=== EXTRACTED ENTRIES ===
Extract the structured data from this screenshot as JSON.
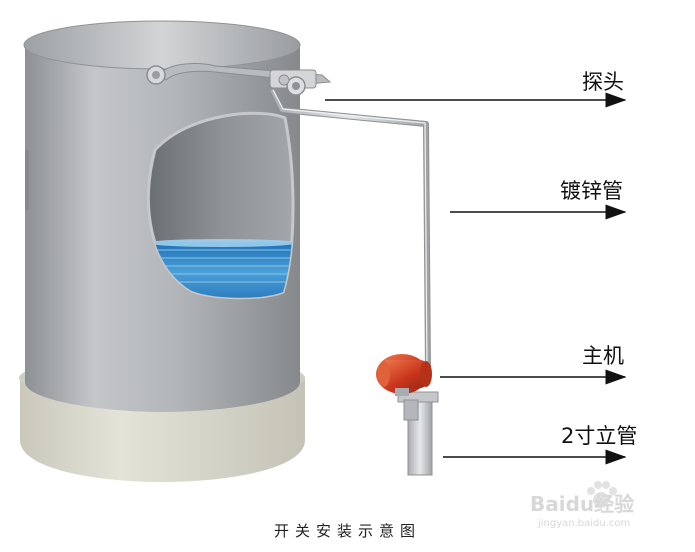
{
  "labels": {
    "probe": "探头",
    "galvanized_pipe": "镀锌管",
    "host": "主机",
    "stand_pipe": "2寸立管"
  },
  "caption": "开关安装示意图",
  "watermark": {
    "brand": "Baidu经验",
    "url": "jingyan.baidu.com"
  },
  "colors": {
    "tank_body": "#a9acaf",
    "base": "#d9d8cc",
    "water": "#2f7fc0",
    "transmitter": "#d3472a",
    "pipe": "#c9cccf"
  }
}
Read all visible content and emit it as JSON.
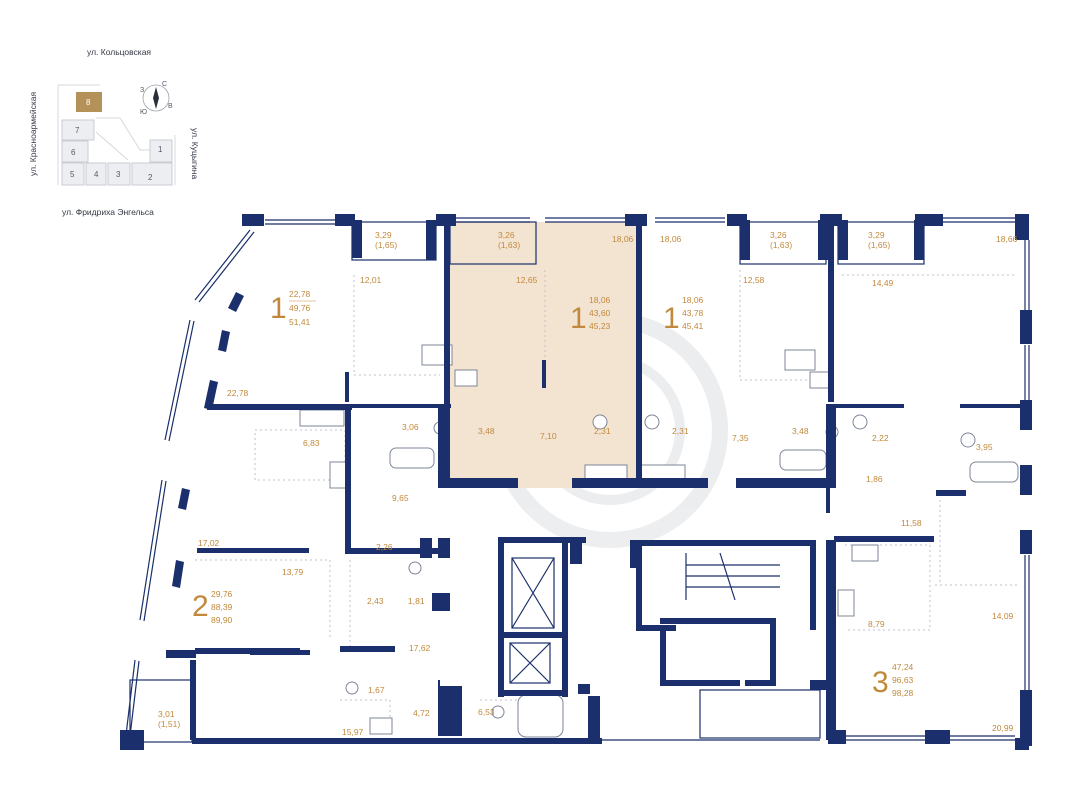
{
  "site_map": {
    "streets": {
      "top": "ул. Кольцовская",
      "left": "ул. Красноармейская",
      "right": "ул. Куцыгина",
      "bottom": "ул. Фридриха Энгельса"
    },
    "compass": [
      "С",
      "В",
      "Ю",
      "З"
    ],
    "blocks": [
      "1",
      "2",
      "3",
      "4",
      "5",
      "6",
      "7",
      "8"
    ],
    "current_block": "8",
    "highlight_color": "#b5915a"
  },
  "colors": {
    "walls": "#1a2f6b",
    "labels": "#c2893c",
    "selected_unit": "#f3e3d1"
  },
  "apartments": [
    {
      "rooms": "1",
      "areas": [
        "22,78",
        "49,76",
        "51,41"
      ]
    },
    {
      "rooms": "1",
      "areas": [
        "18,06",
        "43,60",
        "45,23"
      ]
    },
    {
      "rooms": "1",
      "areas": [
        "18,06",
        "43,78",
        "45,41"
      ]
    },
    {
      "rooms": "2",
      "areas": [
        "29,76",
        "88,39",
        "89,90"
      ]
    },
    {
      "rooms": "3",
      "areas": [
        "47,24",
        "96,63",
        "98,28"
      ]
    }
  ],
  "room_labels": [
    "3,29\n(1,65)",
    "3,26\n(1,63)",
    "18,06",
    "18,06",
    "3,26\n(1,63)",
    "3,29\n(1,65)",
    "18,66",
    "12,01",
    "12,65",
    "12,58",
    "14,49",
    "22,78",
    "3,06",
    "3,48",
    "7,10",
    "2,31",
    "2,31",
    "7,35",
    "3,48",
    "2,22",
    "3,95",
    "6,83",
    "9,65",
    "1,86",
    "11,58",
    "17,02",
    "2,26",
    "13,79",
    "2,43",
    "1,81",
    "17,62",
    "8,79",
    "14,09",
    "1,67",
    "4,72",
    "6,53",
    "20,99",
    "3,01\n(1,51)",
    "15,97"
  ]
}
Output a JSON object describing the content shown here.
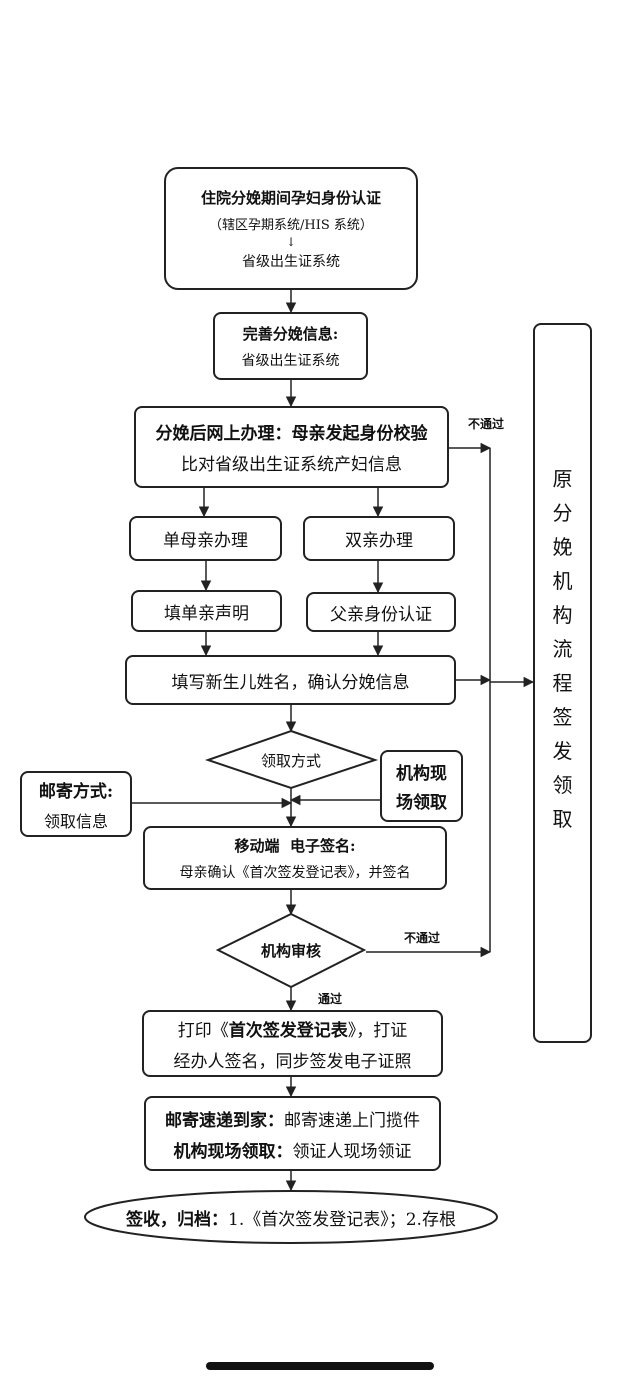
{
  "nodes": {
    "auth": {
      "title": "住院分娩期间孕妇身份认证",
      "line2": "（辖区孕期系统/HIS 系统）",
      "arrow": "↓",
      "line3": "省级出生证系统"
    },
    "perfect": {
      "title": "完善分娩信息:",
      "sub": "省级出生证系统"
    },
    "online": {
      "title": "分娩后网上办理：母亲发起身份校验",
      "sub": "比对省级出生证系统产妇信息"
    },
    "single_mother": "单母亲办理",
    "both_parents": "双亲办理",
    "single_statement": "填单亲声明",
    "father_auth": "父亲身份认证",
    "fill_name": "填写新生儿姓名，确认分娩信息",
    "pickup_method": "领取方式",
    "mail": {
      "title": "邮寄方式:",
      "sub": "领取信息"
    },
    "onsite": {
      "line1": "机构现",
      "line2": "场领取"
    },
    "esign": {
      "title": "移动端  电子签名:",
      "sub": "母亲确认《首次签发登记表》，并签名"
    },
    "review": "机构审核",
    "print": {
      "prefix": "打印《",
      "bold": "首次签发登记表",
      "suffix": "》，打证",
      "line2": "经办人签名，同步签发电子证照"
    },
    "deliver": {
      "mail_label": "邮寄速递到家：",
      "mail_text": "邮寄速递上门揽件",
      "onsite_label": "机构现场领取：",
      "onsite_text": "领证人现场领证"
    },
    "archive": {
      "label": "签收，归档：",
      "text": "1.《首次签发登记表》；2.存根"
    },
    "original": [
      "原",
      "分",
      "娩",
      "机",
      "构",
      "流",
      "程",
      "签",
      "发",
      "领",
      "取"
    ]
  },
  "labels": {
    "fail_top": "不通过",
    "fail_review": "不通过",
    "pass": "通过"
  }
}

=== SET PROBLEM ===
Exclude all images and restate the records above word for word.

=== RESULT OF THE TASK ===
Extract the structured data from this screenshot as JSON.
{
  "labels": {
    "probe": "探头",
    "galvanized_pipe": "镀锌管",
    "host": "主机",
    "stand_pipe": "2寸立管"
  },
  "caption": "开关安装示意图",
  "watermark": {
    "brand": "Baidu经验",
    "url": "jingyan.baidu.com"
  },
  "colors": {
    "tank_body": "#a9acaf",
    "base": "#d9d8cc",
    "water": "#2f7fc0",
    "transmitter": "#d3472a",
    "pipe": "#c9cccf"
  }
}
Read all visible content and emit it as JSON.
{
  "site_map": {
    "streets": {
      "top": "ул. Кольцовская",
      "left": "ул. Красноармейская",
      "right": "ул. Куцыгина",
      "bottom": "ул. Фридриха Энгельса"
    },
    "compass": [
      "С",
      "В",
      "Ю",
      "З"
    ],
    "blocks": [
      "1",
      "2",
      "3",
      "4",
      "5",
      "6",
      "7",
      "8"
    ],
    "current_block": "8",
    "highlight_color": "#b5915a"
  },
  "colors": {
    "walls": "#1a2f6b",
    "labels": "#c2893c",
    "selected_unit": "#f3e3d1"
  },
  "apartments": [
    {
      "rooms": "1",
      "areas": [
        "22,78",
        "49,76",
        "51,41"
      ]
    },
    {
      "rooms": "1",
      "areas": [
        "18,06",
        "43,60",
        "45,23"
      ]
    },
    {
      "rooms": "1",
      "areas": [
        "18,06",
        "43,78",
        "45,41"
      ]
    },
    {
      "rooms": "2",
      "areas": [
        "29,76",
        "88,39",
        "89,90"
      ]
    },
    {
      "rooms": "3",
      "areas": [
        "47,24",
        "96,63",
        "98,28"
      ]
    }
  ],
  "room_labels": [
    "3,29\n(1,65)",
    "3,26\n(1,63)",
    "18,06",
    "18,06",
    "3,26\n(1,63)",
    "3,29\n(1,65)",
    "18,66",
    "12,01",
    "12,65",
    "12,58",
    "14,49",
    "22,78",
    "3,06",
    "3,48",
    "7,10",
    "2,31",
    "2,31",
    "7,35",
    "3,48",
    "2,22",
    "3,95",
    "6,83",
    "9,65",
    "1,86",
    "11,58",
    "17,02",
    "2,26",
    "13,79",
    "2,43",
    "1,81",
    "17,62",
    "8,79",
    "14,09",
    "1,67",
    "4,72",
    "6,53",
    "20,99",
    "3,01\n(1,51)",
    "15,97"
  ]
}
Output a JSON object describing the content shown here.
{
  "nodes": {
    "auth": {
      "title": "住院分娩期间孕妇身份认证",
      "line2": "（辖区孕期系统/HIS 系统）",
      "arrow": "↓",
      "line3": "省级出生证系统"
    },
    "perfect": {
      "title": "完善分娩信息:",
      "sub": "省级出生证系统"
    },
    "online": {
      "title": "分娩后网上办理：母亲发起身份校验",
      "sub": "比对省级出生证系统产妇信息"
    },
    "single_mother": "单母亲办理",
    "both_parents": "双亲办理",
    "single_statement": "填单亲声明",
    "father_auth": "父亲身份认证",
    "fill_name": "填写新生儿姓名，确认分娩信息",
    "pickup_method": "领取方式",
    "mail": {
      "title": "邮寄方式:",
      "sub": "领取信息"
    },
    "onsite": {
      "line1": "机构现",
      "line2": "场领取"
    },
    "esign": {
      "title": "移动端  电子签名:",
      "sub": "母亲确认《首次签发登记表》，并签名"
    },
    "review": "机构审核",
    "print": {
      "prefix": "打印《",
      "bold": "首次签发登记表",
      "suffix": "》，打证",
      "line2": "经办人签名，同步签发电子证照"
    },
    "deliver": {
      "mail_label": "邮寄速递到家：",
      "mail_text": "邮寄速递上门揽件",
      "onsite_label": "机构现场领取：",
      "onsite_text": "领证人现场领证"
    },
    "archive": {
      "label": "签收，归档：",
      "text": "1.《首次签发登记表》；2.存根"
    },
    "original": [
      "原",
      "分",
      "娩",
      "机",
      "构",
      "流",
      "程",
      "签",
      "发",
      "领",
      "取"
    ]
  },
  "labels": {
    "fail_top": "不通过",
    "fail_review": "不通过",
    "pass": "通过"
  }
}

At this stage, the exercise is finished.